Records that describe figures:
###

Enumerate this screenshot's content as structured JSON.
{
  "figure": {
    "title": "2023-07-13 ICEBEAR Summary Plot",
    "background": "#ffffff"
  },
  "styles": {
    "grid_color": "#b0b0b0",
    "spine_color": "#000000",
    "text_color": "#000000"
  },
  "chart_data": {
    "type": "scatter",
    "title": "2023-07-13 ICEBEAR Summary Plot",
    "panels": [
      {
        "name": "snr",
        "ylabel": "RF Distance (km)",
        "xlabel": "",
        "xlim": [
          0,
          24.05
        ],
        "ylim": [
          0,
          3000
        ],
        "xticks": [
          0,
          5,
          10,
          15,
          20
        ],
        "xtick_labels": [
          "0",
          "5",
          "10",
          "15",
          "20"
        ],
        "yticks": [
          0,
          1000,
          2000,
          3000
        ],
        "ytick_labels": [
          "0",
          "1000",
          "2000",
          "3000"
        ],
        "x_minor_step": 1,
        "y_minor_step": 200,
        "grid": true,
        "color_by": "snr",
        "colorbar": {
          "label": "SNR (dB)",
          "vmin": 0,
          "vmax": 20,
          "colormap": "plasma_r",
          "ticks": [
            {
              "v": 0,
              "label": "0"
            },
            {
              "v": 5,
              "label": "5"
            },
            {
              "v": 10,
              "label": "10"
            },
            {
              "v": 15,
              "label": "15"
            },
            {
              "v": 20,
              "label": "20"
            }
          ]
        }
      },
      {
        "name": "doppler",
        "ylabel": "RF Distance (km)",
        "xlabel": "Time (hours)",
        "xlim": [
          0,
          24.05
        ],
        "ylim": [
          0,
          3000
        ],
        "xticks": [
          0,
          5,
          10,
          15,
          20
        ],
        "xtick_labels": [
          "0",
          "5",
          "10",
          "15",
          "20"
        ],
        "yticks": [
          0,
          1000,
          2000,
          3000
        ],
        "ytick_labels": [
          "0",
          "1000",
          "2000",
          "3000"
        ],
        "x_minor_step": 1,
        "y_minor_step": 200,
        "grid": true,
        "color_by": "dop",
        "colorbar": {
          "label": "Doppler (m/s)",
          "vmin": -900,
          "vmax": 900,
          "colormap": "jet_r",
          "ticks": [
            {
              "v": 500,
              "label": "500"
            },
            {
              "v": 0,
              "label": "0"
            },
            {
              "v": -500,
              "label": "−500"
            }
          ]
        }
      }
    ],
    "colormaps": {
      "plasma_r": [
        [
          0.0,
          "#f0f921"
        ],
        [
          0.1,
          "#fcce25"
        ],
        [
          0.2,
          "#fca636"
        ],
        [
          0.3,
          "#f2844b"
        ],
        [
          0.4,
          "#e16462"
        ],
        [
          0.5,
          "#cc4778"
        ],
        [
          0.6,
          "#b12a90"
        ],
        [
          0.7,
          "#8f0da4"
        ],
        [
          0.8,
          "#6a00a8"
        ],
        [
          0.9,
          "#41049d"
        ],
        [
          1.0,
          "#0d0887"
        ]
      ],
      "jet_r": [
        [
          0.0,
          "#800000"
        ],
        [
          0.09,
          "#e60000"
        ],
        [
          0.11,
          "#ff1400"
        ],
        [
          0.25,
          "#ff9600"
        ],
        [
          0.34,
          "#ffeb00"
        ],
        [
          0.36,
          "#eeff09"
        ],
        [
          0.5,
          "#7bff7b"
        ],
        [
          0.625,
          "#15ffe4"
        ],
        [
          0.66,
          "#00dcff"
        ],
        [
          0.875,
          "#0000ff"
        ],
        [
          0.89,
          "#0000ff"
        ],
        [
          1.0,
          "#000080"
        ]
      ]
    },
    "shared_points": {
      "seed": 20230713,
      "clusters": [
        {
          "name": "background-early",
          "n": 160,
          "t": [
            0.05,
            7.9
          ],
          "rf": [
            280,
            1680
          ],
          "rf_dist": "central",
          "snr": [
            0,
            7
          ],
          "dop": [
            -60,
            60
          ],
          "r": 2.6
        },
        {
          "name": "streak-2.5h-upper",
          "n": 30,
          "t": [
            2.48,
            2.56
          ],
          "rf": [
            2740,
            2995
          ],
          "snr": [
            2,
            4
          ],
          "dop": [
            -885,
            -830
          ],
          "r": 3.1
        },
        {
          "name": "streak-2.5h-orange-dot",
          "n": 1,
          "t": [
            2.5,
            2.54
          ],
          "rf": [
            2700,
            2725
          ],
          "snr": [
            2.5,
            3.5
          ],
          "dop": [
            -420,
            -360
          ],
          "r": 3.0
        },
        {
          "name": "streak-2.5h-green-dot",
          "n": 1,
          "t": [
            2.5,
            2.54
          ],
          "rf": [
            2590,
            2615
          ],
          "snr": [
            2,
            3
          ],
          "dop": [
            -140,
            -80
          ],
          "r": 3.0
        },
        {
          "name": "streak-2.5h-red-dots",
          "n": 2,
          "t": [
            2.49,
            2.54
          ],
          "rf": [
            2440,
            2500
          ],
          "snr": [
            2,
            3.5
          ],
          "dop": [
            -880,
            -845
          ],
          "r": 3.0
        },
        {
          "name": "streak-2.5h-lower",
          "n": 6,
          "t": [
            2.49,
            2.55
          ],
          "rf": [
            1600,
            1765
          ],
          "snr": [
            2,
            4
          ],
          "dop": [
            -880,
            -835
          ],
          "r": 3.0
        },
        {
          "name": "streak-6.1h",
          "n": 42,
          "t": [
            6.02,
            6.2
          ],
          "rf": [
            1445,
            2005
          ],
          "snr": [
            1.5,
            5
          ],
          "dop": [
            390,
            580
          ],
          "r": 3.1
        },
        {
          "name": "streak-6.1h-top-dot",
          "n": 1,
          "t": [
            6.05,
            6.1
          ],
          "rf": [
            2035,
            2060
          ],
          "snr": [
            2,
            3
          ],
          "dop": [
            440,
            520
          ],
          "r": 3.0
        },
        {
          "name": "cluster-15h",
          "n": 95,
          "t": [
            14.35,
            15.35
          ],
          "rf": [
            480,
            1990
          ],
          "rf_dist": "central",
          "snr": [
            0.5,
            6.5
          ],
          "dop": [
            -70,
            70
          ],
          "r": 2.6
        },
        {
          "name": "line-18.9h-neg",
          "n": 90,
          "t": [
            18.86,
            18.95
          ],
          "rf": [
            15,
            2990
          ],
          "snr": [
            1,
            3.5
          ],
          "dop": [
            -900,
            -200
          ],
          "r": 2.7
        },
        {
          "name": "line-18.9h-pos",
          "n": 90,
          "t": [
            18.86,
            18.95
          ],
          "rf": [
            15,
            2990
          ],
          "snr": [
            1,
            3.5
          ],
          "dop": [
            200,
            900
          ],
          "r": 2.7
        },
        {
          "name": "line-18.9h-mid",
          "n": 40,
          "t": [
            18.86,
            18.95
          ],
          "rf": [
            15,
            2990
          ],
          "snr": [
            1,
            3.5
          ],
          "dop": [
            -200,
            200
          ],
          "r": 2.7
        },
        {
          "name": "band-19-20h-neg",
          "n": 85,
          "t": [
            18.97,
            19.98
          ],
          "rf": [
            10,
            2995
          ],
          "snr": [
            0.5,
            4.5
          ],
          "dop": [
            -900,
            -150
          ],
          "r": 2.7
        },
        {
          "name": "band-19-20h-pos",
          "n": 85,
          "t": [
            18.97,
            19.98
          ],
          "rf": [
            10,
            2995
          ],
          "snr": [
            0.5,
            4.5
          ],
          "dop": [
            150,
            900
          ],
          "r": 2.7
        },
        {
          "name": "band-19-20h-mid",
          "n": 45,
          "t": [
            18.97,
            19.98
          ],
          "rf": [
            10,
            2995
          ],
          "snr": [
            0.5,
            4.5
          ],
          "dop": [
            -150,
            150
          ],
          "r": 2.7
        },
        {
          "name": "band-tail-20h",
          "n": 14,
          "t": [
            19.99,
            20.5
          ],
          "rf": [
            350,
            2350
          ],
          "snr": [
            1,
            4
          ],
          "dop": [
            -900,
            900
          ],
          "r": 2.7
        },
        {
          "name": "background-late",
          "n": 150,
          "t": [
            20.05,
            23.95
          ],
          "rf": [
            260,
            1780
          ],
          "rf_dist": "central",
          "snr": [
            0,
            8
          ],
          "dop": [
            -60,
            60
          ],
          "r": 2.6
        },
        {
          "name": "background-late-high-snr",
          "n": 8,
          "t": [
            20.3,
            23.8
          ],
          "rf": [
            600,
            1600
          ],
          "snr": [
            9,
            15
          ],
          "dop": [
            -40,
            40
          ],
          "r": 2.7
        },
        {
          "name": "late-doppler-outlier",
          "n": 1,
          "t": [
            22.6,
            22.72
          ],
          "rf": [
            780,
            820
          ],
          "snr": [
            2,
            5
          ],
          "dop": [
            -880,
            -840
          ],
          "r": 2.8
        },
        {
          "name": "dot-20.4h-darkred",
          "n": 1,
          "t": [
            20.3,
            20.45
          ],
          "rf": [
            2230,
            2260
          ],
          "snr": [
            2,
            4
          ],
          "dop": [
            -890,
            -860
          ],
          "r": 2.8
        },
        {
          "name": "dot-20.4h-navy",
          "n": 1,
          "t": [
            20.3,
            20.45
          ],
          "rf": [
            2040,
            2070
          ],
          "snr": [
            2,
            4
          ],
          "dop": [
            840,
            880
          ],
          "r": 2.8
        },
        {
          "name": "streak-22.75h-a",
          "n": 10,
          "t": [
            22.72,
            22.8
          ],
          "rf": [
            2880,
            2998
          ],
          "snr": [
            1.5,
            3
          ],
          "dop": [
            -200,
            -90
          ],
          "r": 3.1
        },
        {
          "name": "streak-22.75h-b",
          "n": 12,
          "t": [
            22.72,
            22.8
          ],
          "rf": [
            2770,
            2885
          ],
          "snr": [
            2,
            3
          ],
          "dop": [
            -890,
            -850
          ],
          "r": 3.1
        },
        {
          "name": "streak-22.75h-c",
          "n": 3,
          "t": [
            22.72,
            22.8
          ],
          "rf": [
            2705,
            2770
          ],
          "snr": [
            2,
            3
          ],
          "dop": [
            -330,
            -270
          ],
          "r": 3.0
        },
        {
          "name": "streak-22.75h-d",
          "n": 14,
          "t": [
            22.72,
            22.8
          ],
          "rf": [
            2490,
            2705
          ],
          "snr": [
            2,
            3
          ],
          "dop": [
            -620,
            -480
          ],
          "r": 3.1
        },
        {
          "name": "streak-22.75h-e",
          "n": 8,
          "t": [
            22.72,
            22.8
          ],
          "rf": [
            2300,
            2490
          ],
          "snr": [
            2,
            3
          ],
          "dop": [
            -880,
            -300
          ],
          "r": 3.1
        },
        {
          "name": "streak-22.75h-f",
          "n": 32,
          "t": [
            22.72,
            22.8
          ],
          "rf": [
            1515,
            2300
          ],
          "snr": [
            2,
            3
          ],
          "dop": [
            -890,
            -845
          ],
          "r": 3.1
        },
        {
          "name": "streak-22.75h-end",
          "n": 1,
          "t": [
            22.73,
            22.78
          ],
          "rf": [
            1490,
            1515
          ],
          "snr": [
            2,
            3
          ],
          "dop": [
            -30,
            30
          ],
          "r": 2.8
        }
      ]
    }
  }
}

###

Objective: Lines that hold "background" are the ones to copy; find all of them.

Exercise output:
    "background": "#ffffff"
          "name": "background-early",
          "name": "background-late",
          "name": "background-late-high-snr",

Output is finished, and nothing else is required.